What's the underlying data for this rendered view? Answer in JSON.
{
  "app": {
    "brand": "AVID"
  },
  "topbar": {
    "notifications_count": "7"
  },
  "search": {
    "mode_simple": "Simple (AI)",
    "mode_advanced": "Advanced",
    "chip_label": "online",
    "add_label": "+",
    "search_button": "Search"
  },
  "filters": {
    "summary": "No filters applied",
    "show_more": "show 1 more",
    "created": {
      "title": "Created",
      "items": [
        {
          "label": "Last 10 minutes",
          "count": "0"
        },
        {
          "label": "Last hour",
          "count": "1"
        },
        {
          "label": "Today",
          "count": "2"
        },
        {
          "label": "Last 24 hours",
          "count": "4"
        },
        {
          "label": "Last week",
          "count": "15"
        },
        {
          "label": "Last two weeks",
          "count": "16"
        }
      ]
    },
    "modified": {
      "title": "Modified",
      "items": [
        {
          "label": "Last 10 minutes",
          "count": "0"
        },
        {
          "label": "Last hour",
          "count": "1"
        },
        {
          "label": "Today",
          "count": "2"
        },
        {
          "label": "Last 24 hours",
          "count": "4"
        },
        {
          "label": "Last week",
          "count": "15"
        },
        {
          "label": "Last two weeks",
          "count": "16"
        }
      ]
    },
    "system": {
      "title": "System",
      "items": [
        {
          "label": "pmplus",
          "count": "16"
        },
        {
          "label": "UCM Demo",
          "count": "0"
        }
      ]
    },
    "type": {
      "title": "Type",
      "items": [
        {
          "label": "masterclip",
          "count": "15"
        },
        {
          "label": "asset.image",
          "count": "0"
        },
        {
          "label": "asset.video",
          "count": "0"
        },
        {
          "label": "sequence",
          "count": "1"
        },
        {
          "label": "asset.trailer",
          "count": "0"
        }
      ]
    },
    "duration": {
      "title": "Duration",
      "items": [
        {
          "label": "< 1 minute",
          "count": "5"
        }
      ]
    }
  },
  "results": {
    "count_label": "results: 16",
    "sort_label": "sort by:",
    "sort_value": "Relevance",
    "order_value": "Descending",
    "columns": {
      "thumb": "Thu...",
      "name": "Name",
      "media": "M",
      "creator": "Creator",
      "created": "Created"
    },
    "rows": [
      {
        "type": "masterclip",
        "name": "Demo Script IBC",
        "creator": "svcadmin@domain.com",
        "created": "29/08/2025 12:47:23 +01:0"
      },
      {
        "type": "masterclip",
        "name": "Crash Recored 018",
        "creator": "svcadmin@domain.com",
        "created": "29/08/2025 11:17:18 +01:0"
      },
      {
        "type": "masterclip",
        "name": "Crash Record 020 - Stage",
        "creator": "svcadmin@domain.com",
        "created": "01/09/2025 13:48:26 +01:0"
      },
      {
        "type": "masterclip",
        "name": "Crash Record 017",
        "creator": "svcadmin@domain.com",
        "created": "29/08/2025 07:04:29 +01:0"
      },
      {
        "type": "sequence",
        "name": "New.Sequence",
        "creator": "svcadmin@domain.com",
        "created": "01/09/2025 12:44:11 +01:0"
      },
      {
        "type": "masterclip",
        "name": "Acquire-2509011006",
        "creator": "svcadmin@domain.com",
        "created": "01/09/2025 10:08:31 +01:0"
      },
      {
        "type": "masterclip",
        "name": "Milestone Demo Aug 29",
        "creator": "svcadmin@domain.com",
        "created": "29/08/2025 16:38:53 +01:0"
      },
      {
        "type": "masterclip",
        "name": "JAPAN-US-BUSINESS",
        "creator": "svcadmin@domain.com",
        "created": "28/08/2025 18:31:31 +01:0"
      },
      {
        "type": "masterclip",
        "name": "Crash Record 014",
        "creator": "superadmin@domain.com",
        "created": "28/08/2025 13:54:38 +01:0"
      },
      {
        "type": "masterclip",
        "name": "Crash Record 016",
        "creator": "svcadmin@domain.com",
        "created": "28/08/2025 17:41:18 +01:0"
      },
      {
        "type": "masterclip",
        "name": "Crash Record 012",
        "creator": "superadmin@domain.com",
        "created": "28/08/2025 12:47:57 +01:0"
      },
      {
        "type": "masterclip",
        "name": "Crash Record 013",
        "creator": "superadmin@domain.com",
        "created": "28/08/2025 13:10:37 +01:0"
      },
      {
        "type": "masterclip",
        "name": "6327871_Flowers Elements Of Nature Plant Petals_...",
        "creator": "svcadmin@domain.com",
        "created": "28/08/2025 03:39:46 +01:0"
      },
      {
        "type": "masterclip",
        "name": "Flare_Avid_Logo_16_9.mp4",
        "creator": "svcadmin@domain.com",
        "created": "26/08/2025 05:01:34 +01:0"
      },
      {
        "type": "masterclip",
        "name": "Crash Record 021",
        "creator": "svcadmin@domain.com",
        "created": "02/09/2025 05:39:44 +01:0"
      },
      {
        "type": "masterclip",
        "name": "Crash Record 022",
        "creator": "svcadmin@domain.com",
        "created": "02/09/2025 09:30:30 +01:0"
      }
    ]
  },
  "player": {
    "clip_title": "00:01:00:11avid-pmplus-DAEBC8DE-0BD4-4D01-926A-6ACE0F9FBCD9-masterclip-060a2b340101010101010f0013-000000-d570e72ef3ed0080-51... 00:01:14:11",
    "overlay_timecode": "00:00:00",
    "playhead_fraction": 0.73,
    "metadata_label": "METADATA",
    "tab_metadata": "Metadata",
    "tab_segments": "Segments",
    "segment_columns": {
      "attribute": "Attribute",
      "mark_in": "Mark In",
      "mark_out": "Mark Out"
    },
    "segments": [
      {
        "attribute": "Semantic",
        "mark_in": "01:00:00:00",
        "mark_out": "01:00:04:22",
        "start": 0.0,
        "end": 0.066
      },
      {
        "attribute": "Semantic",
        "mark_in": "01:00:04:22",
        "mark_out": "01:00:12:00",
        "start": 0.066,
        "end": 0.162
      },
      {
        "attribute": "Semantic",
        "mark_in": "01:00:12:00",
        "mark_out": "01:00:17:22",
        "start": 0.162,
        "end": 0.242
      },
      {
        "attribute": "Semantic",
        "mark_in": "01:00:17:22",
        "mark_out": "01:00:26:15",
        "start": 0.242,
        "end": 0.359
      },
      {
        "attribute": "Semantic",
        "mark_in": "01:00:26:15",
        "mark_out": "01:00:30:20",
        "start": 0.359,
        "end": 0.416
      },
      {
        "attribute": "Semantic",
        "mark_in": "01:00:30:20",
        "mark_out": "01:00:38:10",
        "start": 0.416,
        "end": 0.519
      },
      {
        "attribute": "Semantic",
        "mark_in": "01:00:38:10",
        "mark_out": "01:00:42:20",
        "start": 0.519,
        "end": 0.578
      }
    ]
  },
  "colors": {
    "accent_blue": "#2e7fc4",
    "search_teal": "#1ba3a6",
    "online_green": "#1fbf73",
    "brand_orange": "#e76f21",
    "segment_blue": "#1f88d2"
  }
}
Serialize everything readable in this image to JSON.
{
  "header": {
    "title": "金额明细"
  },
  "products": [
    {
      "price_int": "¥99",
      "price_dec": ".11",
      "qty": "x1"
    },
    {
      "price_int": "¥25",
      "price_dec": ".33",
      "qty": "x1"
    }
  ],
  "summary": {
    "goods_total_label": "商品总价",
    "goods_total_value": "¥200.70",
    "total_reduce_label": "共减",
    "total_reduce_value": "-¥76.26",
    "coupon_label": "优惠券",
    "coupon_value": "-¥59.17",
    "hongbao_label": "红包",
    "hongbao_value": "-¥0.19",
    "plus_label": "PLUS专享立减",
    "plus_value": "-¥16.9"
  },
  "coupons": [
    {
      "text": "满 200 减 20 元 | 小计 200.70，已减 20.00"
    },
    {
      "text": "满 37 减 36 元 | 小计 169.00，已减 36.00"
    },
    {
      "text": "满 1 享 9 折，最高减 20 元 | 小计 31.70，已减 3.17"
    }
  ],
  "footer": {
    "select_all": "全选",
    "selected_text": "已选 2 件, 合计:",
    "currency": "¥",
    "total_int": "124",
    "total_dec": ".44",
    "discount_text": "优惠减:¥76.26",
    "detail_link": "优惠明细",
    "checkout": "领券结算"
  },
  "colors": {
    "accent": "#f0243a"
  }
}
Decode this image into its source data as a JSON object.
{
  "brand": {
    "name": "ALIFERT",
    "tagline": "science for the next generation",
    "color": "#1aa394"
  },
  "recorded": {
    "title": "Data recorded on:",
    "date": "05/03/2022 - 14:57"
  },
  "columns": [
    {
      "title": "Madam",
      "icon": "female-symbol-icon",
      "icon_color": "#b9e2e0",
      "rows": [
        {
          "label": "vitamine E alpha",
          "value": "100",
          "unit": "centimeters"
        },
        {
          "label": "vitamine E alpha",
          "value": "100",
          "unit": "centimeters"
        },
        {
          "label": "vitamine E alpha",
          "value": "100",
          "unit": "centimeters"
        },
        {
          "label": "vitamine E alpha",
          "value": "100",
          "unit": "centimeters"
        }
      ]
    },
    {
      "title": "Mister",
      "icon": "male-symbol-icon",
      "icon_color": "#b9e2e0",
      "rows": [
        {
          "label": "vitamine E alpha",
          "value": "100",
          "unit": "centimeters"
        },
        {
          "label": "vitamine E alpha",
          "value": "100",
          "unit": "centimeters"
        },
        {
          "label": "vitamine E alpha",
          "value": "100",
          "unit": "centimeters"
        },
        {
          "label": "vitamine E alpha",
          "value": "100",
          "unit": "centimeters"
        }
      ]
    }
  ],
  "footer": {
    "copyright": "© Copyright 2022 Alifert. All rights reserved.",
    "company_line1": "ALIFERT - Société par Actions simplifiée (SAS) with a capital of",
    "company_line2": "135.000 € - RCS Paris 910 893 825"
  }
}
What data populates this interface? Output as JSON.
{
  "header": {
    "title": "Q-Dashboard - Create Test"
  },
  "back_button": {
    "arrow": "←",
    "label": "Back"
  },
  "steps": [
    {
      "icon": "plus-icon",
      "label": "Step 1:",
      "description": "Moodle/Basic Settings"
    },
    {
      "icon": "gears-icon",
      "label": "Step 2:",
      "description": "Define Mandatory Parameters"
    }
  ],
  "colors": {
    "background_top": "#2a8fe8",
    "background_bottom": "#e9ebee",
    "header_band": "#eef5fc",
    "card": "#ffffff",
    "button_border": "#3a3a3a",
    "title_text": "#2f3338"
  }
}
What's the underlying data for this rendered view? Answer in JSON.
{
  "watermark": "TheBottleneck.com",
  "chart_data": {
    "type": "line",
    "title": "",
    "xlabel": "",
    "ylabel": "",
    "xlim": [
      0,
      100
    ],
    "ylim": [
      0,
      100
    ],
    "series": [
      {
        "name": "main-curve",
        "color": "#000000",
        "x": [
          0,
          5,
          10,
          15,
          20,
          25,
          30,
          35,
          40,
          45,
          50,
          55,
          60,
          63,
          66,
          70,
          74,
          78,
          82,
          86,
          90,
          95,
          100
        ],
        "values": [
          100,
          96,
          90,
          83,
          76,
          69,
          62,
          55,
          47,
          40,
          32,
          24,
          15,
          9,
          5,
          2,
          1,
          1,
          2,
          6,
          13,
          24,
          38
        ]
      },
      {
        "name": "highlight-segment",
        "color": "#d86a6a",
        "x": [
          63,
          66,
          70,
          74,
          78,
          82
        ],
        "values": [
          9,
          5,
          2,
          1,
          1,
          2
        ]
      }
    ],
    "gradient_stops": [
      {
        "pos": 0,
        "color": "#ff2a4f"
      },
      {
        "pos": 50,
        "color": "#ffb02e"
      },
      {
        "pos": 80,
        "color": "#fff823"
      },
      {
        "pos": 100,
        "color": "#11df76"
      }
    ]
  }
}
..............................
> Exercise goal: Scan the listing above for the word "summary" and copy every line that holds it.

> Written answer:
    "summary": "No filters applied",
  "summary": {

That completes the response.